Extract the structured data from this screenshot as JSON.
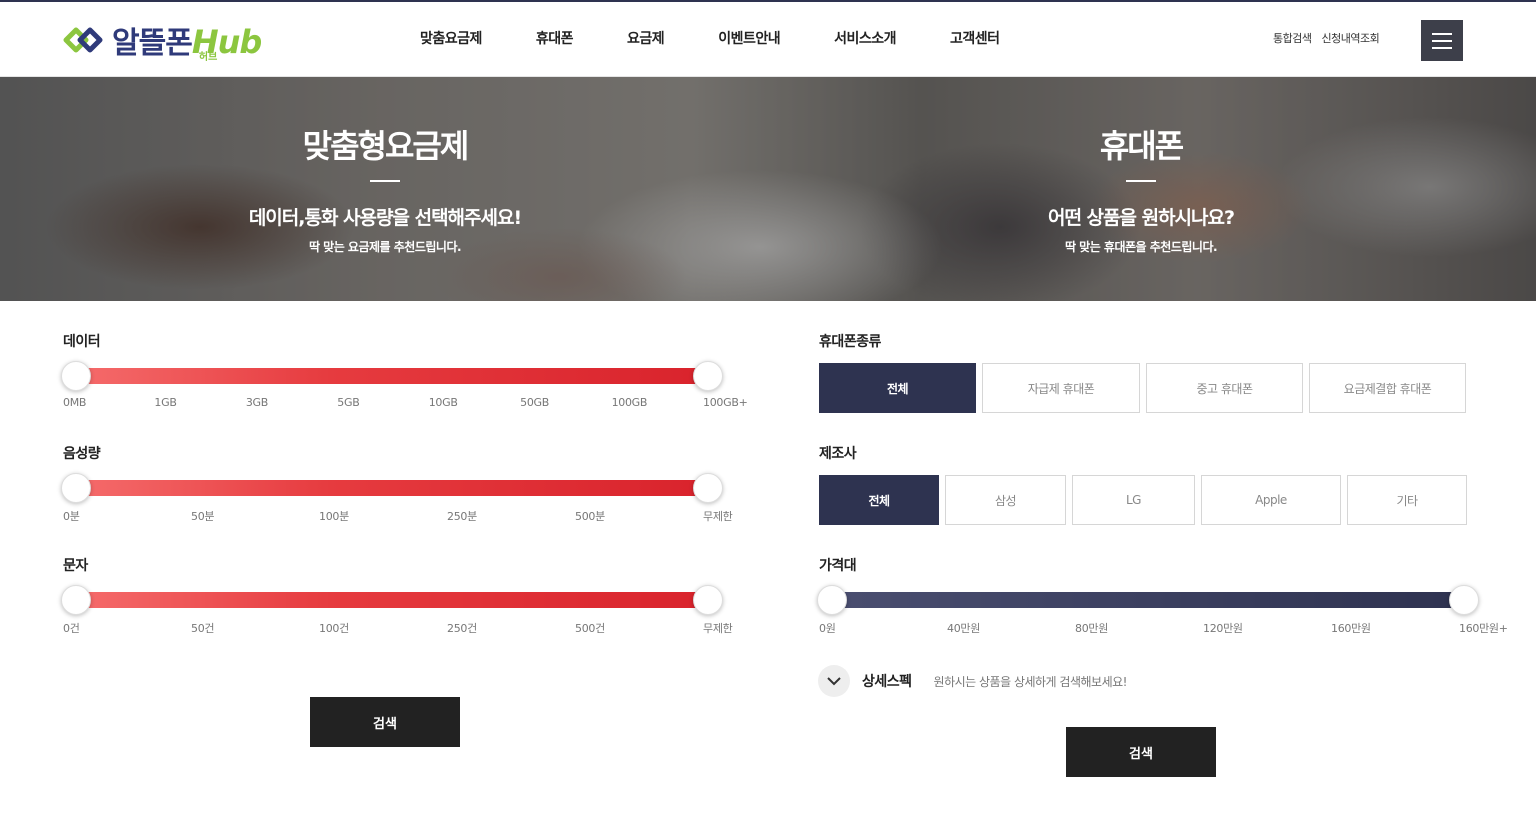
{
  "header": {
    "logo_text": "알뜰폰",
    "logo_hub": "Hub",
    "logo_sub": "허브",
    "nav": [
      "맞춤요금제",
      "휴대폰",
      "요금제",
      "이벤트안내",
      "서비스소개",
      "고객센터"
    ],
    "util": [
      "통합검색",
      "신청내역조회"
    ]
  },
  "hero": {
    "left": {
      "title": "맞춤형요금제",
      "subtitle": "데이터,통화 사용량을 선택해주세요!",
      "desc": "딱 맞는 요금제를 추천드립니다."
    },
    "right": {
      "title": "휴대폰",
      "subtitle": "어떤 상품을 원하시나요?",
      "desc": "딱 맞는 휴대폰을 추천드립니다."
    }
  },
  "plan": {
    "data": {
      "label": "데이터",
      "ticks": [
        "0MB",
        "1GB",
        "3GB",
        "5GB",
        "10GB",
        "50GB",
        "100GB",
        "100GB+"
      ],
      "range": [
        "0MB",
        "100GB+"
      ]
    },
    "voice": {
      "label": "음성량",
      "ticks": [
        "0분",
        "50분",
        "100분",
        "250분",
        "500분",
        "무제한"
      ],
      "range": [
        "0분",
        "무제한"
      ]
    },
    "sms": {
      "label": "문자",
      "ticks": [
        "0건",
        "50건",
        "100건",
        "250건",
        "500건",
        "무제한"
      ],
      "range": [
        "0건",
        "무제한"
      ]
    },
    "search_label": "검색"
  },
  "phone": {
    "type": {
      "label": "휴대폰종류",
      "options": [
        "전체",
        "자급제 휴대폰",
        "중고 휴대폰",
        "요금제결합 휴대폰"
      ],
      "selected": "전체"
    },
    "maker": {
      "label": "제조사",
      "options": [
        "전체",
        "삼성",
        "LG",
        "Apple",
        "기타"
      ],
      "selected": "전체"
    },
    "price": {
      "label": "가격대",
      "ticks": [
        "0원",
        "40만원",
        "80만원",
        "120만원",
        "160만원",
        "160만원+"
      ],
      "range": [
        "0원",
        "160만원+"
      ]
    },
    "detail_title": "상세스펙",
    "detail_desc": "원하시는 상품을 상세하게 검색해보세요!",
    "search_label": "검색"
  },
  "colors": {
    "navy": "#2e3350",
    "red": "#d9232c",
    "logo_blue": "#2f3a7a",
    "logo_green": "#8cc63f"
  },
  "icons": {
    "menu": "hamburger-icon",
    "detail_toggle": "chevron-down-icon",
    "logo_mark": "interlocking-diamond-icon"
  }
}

_ _ _ _ _

__Stated problem__: Identify and extract each line of the listing that contains "추천드립니다".

__Problem solution__:
      "desc": "딱 맞는 요금제를 추천드립니다."
      "desc": "딱 맞는 휴대폰을 추천드립니다."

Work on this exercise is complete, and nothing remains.